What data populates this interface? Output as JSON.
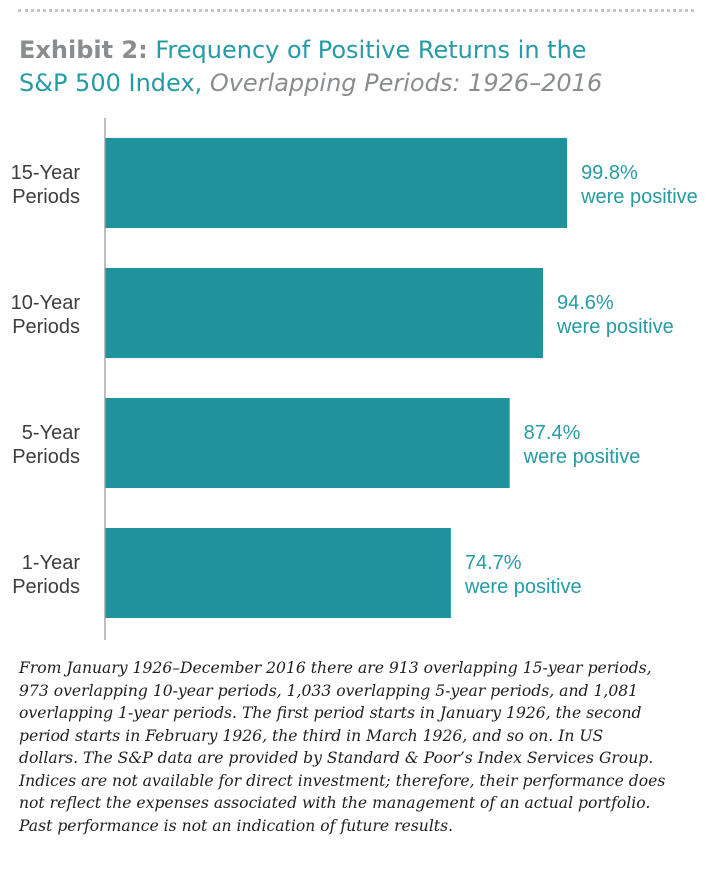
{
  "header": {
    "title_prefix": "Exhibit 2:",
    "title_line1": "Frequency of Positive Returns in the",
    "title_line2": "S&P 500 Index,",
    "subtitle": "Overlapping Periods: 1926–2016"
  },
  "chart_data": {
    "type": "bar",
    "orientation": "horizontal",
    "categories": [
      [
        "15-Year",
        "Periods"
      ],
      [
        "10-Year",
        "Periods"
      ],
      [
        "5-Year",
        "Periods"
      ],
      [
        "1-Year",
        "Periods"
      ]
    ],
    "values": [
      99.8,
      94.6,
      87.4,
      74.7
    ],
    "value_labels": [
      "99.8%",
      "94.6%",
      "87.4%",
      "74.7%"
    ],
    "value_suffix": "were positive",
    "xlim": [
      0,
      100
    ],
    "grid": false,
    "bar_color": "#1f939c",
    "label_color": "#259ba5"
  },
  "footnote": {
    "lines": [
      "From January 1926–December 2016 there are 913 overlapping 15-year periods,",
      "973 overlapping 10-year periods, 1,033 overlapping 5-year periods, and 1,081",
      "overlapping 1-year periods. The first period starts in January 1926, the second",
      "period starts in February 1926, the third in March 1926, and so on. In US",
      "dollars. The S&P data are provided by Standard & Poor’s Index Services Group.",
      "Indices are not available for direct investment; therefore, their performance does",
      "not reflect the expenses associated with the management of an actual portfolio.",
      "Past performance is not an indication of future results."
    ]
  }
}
- - - -
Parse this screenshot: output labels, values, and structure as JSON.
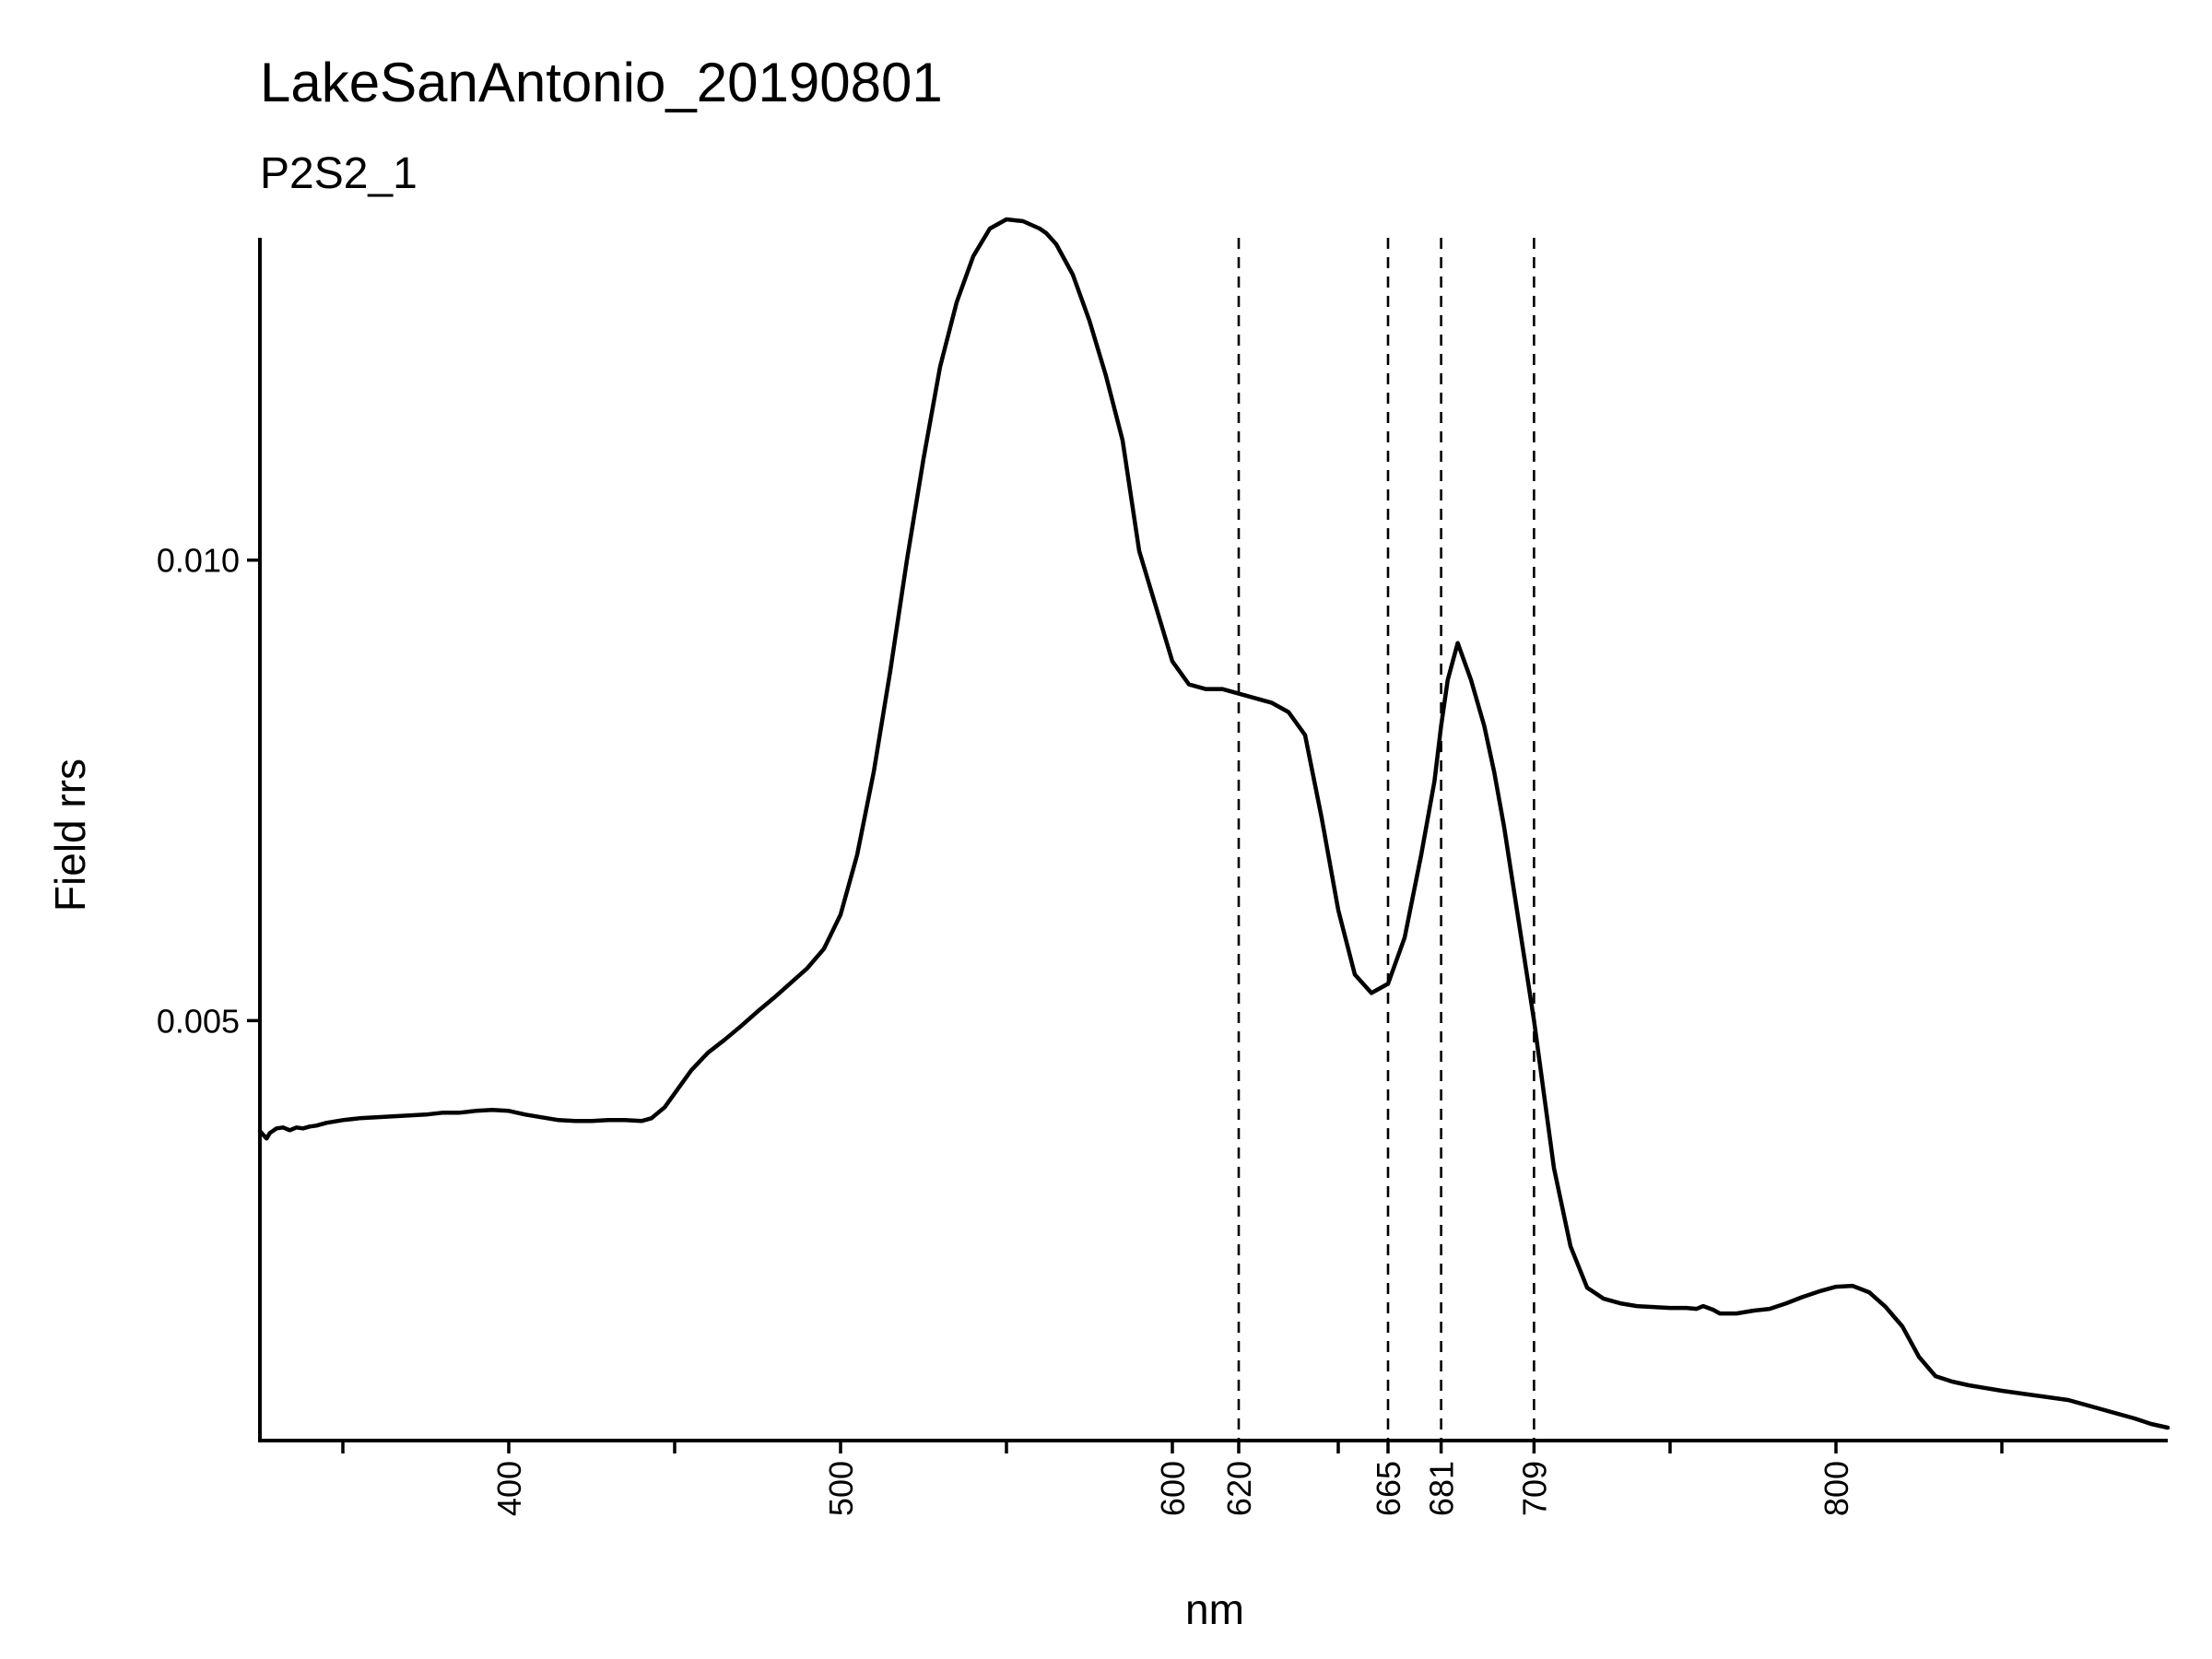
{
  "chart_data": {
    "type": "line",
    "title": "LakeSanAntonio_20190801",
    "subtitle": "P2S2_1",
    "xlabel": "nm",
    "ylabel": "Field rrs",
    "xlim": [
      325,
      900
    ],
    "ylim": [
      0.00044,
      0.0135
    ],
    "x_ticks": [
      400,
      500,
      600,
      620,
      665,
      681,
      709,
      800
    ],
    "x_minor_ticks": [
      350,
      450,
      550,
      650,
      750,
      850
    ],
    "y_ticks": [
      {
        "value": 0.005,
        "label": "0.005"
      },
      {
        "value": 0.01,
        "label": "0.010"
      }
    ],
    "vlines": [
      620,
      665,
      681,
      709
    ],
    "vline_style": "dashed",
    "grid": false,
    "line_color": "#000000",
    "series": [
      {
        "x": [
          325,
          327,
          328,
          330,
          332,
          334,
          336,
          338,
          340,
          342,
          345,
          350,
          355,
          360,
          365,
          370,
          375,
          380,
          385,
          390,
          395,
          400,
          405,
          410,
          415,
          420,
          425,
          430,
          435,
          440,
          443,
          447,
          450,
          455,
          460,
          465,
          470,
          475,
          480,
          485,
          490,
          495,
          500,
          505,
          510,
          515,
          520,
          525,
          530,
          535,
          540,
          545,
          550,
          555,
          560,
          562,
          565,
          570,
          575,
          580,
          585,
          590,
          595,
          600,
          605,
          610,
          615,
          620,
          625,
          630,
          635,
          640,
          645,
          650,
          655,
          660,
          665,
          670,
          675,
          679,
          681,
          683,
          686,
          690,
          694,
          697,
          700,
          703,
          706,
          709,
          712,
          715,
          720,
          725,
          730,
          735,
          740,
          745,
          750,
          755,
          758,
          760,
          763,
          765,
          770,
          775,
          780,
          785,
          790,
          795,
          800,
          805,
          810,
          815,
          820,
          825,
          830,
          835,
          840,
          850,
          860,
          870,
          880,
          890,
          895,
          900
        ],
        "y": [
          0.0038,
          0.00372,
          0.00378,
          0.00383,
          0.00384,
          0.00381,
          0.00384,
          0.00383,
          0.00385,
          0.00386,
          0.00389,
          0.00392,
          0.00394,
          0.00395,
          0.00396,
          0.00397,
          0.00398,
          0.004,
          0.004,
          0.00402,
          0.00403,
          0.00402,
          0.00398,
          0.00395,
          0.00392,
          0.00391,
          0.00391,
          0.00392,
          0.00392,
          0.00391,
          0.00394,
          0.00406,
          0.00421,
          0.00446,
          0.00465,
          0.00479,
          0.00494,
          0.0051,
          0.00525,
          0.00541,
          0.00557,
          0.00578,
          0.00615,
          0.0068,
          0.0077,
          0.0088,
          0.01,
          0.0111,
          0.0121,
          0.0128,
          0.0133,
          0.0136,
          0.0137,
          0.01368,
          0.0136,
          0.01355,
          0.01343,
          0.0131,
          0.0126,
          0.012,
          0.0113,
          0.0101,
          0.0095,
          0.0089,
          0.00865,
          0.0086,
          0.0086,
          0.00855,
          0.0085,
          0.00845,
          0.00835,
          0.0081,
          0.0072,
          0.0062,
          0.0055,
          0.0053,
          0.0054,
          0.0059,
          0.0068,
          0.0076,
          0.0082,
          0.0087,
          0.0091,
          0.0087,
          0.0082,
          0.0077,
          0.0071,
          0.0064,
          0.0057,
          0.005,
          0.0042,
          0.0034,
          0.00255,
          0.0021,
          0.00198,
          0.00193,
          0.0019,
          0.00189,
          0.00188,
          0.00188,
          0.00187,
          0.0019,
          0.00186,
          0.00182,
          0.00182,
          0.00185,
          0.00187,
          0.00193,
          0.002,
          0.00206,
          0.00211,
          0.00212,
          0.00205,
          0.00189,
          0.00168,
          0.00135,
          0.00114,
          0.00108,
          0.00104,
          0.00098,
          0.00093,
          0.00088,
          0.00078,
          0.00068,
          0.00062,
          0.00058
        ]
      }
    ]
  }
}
- - - -
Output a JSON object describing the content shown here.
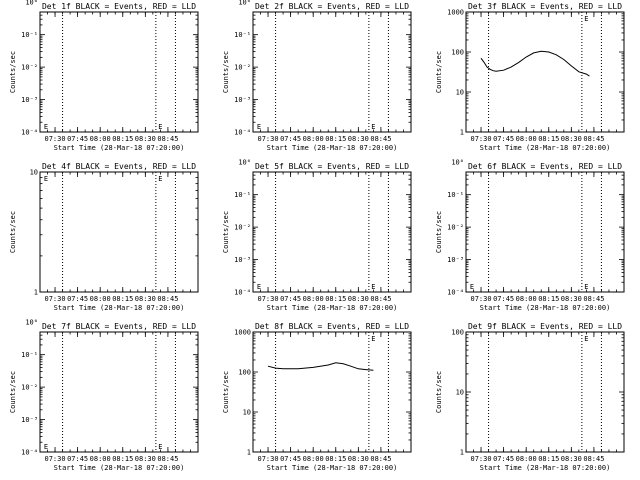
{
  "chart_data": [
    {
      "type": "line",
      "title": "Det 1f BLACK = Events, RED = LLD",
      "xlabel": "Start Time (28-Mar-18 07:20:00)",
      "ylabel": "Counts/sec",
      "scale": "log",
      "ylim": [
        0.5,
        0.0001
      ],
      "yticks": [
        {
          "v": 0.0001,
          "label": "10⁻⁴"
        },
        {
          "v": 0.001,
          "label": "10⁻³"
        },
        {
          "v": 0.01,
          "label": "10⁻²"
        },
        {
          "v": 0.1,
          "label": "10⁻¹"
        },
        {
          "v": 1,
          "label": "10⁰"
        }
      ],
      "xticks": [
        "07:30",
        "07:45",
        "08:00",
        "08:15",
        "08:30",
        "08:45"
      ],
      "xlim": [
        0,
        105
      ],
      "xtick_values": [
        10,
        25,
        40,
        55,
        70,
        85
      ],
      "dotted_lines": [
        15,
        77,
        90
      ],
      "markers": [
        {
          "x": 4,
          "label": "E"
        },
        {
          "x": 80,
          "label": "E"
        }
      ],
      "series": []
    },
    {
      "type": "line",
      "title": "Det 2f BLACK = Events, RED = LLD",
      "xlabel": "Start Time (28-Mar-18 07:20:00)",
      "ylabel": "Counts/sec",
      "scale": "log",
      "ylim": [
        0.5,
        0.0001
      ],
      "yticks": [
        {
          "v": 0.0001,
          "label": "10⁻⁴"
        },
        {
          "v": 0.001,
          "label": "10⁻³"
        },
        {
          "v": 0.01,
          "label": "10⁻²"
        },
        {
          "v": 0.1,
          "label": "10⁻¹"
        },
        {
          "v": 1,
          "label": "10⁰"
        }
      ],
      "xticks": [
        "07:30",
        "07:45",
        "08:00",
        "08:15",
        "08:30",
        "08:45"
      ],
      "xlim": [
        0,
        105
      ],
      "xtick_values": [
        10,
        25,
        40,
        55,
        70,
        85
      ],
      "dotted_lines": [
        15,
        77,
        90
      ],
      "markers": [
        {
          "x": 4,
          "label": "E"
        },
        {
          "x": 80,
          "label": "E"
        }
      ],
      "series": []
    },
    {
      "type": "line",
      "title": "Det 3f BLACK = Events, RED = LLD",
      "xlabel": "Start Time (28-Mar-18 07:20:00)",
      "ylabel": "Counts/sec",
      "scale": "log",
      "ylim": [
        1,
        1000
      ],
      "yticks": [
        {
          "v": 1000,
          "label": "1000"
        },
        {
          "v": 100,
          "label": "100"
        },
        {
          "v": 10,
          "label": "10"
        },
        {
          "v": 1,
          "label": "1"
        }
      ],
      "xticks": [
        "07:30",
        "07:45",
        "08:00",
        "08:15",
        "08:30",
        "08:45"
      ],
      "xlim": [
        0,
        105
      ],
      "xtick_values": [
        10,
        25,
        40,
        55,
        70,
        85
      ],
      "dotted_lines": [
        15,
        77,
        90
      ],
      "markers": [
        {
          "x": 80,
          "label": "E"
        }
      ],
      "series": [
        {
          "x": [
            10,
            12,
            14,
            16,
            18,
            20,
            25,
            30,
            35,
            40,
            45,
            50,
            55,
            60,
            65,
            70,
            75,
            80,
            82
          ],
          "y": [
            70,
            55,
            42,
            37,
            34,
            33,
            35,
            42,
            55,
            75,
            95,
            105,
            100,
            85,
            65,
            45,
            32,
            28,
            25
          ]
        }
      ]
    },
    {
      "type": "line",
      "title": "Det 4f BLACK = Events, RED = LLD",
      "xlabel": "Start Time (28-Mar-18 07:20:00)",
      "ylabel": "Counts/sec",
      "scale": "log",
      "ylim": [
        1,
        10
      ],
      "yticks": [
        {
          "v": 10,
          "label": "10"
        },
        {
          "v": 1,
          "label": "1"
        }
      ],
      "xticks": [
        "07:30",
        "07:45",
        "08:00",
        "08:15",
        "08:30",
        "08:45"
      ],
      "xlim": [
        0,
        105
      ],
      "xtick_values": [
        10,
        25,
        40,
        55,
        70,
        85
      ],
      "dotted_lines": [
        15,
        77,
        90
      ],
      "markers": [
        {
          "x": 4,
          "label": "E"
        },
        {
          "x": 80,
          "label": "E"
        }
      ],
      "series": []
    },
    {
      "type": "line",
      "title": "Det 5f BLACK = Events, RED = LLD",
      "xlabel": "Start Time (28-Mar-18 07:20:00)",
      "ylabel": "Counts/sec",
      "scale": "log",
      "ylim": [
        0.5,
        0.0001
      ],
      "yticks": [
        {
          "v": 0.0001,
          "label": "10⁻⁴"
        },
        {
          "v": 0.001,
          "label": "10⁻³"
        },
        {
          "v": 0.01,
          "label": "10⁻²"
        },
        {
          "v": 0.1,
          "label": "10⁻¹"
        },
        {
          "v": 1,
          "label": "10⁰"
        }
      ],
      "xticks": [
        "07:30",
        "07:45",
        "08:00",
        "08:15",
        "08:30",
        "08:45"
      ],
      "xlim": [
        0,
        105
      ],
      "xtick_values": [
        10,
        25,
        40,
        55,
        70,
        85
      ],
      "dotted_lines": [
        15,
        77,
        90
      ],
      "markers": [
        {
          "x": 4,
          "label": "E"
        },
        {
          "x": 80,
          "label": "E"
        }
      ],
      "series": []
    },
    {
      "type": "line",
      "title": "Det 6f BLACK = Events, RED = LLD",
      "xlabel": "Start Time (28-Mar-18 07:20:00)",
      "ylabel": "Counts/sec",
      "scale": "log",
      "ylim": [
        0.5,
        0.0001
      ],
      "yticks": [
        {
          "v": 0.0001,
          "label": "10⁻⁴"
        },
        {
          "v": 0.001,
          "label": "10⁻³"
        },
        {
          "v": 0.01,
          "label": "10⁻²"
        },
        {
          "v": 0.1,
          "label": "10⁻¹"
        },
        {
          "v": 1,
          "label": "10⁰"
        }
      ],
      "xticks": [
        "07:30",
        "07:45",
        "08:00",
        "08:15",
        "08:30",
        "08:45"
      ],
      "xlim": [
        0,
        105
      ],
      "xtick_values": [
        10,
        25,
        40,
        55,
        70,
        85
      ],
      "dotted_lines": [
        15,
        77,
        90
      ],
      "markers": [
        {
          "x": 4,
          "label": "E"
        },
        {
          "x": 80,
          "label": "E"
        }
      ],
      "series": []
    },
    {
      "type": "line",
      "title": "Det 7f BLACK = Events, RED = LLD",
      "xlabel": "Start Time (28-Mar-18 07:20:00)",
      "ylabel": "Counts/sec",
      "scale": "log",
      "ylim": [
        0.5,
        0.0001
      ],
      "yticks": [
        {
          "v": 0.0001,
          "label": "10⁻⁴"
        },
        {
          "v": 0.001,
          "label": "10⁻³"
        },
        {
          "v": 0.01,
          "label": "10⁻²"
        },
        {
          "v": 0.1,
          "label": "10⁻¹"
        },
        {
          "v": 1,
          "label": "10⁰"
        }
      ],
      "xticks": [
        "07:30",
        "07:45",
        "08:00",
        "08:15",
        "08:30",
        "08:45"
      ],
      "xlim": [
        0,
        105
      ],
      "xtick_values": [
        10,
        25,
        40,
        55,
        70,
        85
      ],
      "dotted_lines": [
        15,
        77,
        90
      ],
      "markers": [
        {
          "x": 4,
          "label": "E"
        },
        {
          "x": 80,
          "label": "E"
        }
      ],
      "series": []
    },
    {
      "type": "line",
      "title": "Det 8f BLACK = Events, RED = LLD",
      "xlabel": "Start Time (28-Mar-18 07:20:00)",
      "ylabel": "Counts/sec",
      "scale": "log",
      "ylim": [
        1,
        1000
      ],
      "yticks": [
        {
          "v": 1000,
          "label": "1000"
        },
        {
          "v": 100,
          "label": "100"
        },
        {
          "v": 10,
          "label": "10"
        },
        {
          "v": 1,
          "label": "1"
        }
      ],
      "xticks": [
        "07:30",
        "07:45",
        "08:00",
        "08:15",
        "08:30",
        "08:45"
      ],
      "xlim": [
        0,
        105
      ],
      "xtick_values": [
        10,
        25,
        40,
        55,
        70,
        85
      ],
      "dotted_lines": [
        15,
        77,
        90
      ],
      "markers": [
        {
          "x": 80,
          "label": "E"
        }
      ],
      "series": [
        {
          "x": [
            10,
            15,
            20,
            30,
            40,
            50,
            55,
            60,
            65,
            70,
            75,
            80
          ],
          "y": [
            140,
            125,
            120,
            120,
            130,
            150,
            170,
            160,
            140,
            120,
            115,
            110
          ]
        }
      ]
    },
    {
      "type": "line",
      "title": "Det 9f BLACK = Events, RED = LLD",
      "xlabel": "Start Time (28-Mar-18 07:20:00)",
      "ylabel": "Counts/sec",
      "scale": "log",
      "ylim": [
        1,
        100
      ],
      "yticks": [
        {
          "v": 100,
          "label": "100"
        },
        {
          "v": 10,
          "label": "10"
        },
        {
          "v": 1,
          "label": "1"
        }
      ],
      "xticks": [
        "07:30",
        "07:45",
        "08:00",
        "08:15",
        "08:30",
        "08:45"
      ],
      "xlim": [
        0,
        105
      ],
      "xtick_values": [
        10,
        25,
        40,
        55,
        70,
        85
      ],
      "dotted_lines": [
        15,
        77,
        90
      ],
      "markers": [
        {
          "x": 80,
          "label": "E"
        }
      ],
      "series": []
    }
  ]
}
- - - -
■ THE REQUEST ■
Note every line above where the string "starts" shows up, and copy those lines.

■ REPLY ■
      "overlapping 1-year periods. The first period starts in January 1926, the second",
      "period starts in February 1926, the third in March 1926, and so on. In US",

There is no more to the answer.